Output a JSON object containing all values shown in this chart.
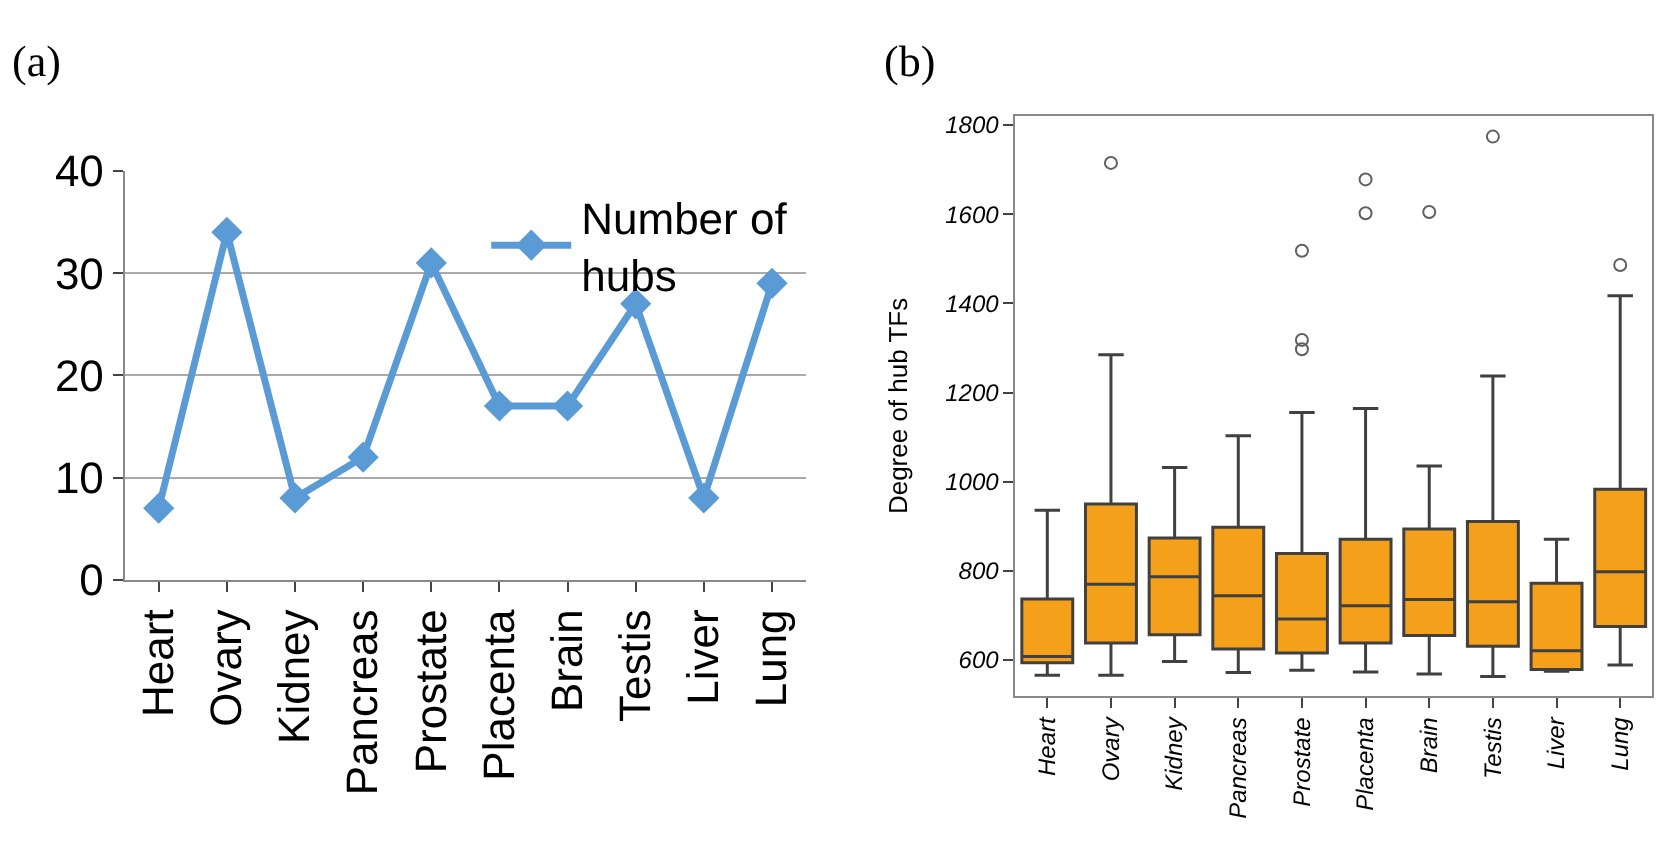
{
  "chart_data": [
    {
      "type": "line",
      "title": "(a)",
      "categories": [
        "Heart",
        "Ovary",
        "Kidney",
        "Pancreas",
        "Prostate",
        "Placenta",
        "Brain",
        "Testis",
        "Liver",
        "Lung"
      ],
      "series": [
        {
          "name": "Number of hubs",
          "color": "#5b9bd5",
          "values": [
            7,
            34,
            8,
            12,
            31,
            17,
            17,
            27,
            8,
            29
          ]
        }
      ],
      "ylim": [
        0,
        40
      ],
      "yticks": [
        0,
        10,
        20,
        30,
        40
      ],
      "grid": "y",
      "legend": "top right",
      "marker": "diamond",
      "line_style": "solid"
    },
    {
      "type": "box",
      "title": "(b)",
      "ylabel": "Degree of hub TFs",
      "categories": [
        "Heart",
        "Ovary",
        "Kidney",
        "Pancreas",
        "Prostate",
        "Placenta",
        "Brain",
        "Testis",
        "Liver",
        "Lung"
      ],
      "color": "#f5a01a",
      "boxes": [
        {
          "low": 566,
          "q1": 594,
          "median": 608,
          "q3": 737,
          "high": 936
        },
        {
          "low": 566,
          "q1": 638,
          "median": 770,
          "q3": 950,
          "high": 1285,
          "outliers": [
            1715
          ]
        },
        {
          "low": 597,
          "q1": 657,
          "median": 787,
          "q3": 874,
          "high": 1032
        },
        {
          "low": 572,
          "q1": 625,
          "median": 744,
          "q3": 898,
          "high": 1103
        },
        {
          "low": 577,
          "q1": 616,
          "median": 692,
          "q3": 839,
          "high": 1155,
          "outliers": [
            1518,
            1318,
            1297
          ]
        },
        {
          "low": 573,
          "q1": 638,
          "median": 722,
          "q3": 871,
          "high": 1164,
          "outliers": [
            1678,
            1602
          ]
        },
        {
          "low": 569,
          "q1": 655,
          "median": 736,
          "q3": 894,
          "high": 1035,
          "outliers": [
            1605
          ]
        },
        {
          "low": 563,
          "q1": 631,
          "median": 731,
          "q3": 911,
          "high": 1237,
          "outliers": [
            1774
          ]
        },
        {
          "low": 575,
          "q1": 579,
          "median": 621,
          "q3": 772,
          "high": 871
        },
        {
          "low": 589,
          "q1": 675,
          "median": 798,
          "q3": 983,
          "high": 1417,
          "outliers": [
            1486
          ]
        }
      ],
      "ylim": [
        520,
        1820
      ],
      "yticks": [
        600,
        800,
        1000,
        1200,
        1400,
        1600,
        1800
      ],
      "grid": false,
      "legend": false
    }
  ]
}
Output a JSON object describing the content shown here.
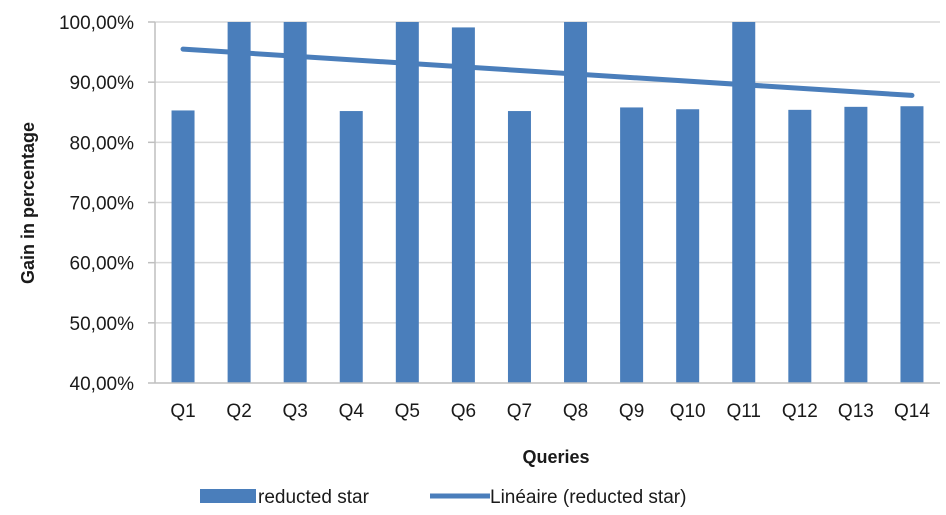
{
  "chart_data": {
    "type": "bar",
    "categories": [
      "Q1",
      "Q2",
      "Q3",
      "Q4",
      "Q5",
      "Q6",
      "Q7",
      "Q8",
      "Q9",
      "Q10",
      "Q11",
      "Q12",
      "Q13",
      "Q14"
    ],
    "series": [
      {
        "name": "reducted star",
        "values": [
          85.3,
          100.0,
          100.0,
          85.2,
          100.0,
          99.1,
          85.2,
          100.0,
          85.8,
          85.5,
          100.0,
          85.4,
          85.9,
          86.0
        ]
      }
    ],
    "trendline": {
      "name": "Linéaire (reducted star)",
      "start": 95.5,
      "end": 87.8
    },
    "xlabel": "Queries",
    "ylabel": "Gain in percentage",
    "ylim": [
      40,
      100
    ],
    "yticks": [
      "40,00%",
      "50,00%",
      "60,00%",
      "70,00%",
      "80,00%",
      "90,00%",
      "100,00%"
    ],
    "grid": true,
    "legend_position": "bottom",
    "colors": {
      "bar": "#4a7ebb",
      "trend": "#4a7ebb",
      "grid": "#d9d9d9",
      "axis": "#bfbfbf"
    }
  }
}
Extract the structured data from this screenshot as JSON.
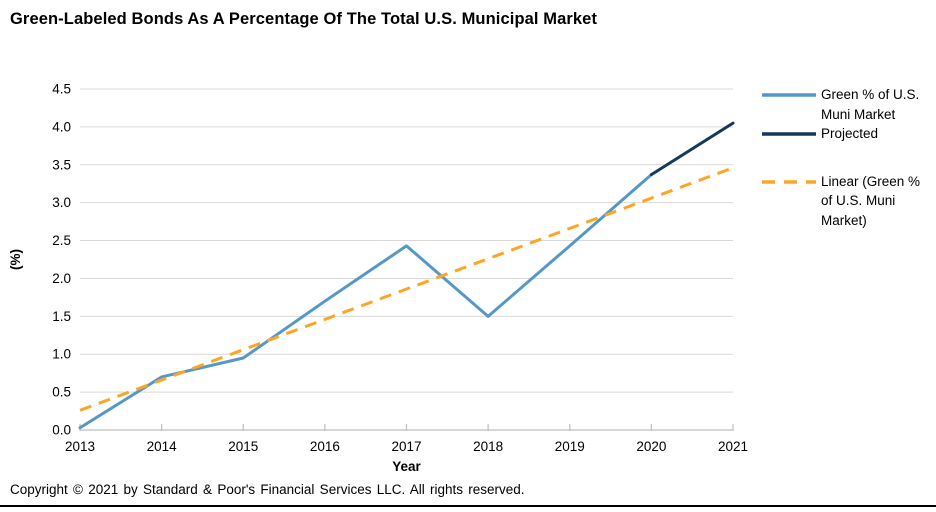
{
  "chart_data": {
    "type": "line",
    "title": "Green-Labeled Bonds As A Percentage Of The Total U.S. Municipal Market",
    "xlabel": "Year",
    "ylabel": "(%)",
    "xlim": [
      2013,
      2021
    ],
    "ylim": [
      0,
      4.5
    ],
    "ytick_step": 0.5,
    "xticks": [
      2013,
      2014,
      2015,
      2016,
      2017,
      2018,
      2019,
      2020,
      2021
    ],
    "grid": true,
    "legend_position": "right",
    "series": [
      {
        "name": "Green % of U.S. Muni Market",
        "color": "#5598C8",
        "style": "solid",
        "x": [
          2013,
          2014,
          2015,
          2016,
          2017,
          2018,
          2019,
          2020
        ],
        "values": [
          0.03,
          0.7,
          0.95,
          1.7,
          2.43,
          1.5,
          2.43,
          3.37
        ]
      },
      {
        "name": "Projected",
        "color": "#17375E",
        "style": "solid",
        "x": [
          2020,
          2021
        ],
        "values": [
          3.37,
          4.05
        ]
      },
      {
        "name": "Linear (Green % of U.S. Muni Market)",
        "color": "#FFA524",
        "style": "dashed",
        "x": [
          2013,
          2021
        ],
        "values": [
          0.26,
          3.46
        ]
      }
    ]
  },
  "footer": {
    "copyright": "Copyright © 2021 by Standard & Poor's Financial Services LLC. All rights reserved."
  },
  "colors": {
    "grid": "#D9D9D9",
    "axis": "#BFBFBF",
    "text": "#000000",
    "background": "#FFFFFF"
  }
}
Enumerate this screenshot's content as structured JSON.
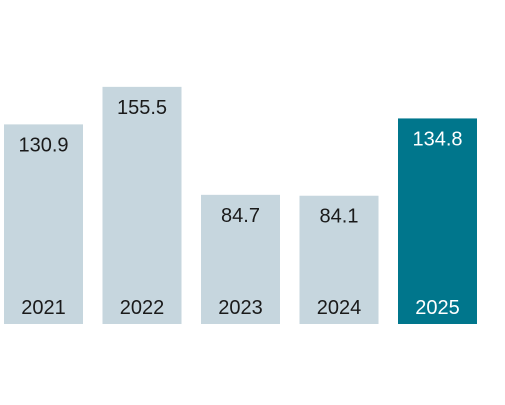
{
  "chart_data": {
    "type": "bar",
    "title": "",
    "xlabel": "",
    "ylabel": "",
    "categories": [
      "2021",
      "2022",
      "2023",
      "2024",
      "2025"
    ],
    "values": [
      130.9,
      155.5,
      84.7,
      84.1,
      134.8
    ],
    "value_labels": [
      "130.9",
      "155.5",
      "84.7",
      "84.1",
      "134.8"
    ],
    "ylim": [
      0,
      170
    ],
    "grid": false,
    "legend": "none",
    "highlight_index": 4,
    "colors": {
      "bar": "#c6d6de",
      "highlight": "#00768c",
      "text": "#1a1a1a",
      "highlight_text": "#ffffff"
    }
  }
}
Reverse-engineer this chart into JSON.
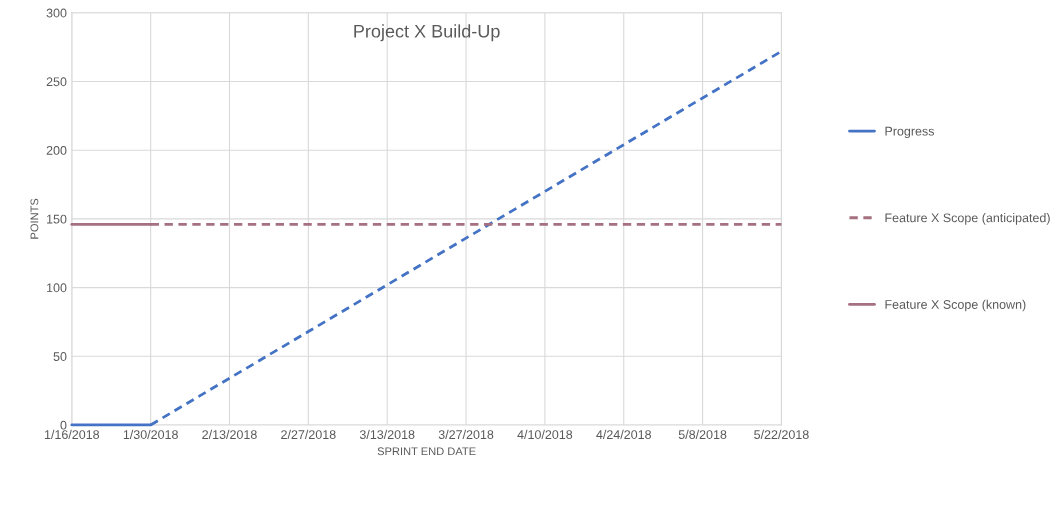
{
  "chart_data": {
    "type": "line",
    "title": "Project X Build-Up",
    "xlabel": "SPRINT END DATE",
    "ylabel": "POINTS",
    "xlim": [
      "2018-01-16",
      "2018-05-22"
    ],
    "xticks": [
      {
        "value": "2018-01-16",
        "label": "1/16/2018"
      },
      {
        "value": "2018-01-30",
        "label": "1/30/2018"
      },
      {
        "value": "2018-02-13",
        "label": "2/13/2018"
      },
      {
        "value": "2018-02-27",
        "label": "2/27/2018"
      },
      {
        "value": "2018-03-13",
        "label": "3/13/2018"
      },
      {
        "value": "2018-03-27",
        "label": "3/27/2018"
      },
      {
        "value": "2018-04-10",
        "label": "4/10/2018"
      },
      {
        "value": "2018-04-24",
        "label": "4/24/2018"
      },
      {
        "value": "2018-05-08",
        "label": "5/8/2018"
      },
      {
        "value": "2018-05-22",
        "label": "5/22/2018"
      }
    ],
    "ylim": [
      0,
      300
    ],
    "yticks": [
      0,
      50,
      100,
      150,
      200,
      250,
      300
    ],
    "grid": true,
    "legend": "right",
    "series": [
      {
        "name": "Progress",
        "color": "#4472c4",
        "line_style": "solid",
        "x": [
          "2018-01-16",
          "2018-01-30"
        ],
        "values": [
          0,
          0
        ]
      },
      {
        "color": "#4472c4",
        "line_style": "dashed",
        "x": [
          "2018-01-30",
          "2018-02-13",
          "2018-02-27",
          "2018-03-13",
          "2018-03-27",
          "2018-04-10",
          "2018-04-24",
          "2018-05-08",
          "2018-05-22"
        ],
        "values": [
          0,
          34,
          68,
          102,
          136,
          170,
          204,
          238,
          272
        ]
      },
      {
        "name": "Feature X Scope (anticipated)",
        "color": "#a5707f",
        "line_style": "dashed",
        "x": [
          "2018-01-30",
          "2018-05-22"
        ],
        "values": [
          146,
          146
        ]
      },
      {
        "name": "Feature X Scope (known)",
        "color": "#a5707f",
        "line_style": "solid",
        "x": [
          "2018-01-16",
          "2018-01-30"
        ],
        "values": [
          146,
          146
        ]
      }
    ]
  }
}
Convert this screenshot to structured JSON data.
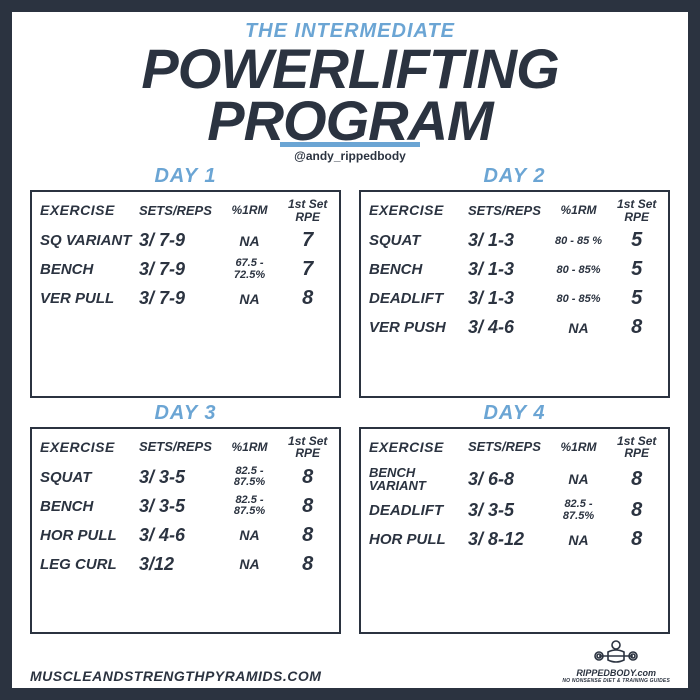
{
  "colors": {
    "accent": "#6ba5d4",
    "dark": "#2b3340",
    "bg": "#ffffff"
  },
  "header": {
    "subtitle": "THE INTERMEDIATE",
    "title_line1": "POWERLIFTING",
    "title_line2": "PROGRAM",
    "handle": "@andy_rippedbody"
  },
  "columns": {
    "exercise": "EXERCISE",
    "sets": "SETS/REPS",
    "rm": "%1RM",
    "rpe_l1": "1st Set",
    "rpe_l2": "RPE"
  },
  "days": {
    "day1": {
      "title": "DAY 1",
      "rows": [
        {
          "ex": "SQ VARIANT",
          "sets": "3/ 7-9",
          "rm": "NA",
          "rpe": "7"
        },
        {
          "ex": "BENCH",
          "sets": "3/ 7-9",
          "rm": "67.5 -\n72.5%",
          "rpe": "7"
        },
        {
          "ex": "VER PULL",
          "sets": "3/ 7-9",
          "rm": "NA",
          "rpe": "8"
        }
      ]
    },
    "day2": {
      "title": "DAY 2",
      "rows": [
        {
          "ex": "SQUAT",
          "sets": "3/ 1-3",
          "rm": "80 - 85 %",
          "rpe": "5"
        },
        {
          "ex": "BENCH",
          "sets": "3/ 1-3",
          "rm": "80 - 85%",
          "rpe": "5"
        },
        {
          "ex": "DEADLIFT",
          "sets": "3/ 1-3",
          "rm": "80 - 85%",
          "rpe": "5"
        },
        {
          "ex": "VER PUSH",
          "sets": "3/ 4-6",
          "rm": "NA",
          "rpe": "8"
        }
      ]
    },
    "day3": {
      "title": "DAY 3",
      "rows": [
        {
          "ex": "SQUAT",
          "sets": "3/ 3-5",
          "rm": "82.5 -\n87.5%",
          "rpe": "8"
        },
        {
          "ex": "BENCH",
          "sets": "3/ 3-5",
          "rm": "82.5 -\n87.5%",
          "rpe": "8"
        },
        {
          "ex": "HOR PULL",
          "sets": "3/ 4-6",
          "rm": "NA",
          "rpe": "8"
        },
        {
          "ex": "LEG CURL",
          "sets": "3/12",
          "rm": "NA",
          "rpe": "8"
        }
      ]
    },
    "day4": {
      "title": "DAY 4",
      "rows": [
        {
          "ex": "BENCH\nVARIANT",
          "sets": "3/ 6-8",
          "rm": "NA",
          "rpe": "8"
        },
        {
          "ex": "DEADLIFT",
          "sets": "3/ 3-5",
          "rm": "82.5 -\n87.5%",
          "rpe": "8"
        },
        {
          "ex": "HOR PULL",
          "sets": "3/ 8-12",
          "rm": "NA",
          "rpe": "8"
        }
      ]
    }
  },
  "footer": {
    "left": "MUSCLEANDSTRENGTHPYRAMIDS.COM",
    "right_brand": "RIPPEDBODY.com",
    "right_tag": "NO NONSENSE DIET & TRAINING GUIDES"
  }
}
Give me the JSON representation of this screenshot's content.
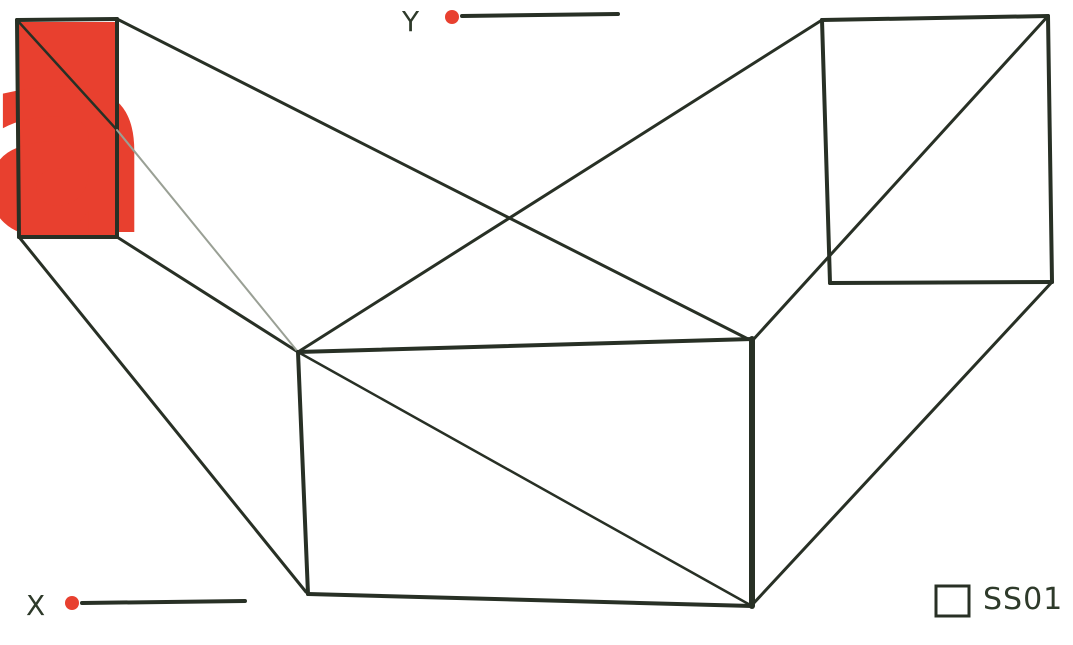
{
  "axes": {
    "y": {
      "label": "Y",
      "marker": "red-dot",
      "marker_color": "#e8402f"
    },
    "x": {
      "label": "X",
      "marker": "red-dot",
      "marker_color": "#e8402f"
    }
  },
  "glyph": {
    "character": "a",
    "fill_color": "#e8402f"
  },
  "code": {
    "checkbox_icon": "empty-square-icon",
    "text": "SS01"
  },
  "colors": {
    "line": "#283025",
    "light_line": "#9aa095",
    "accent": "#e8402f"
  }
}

▶ [What the task requires]: How many lines in the listing above contain "ylabel"? Answer with the number alone.

▶ [Written answer]: 5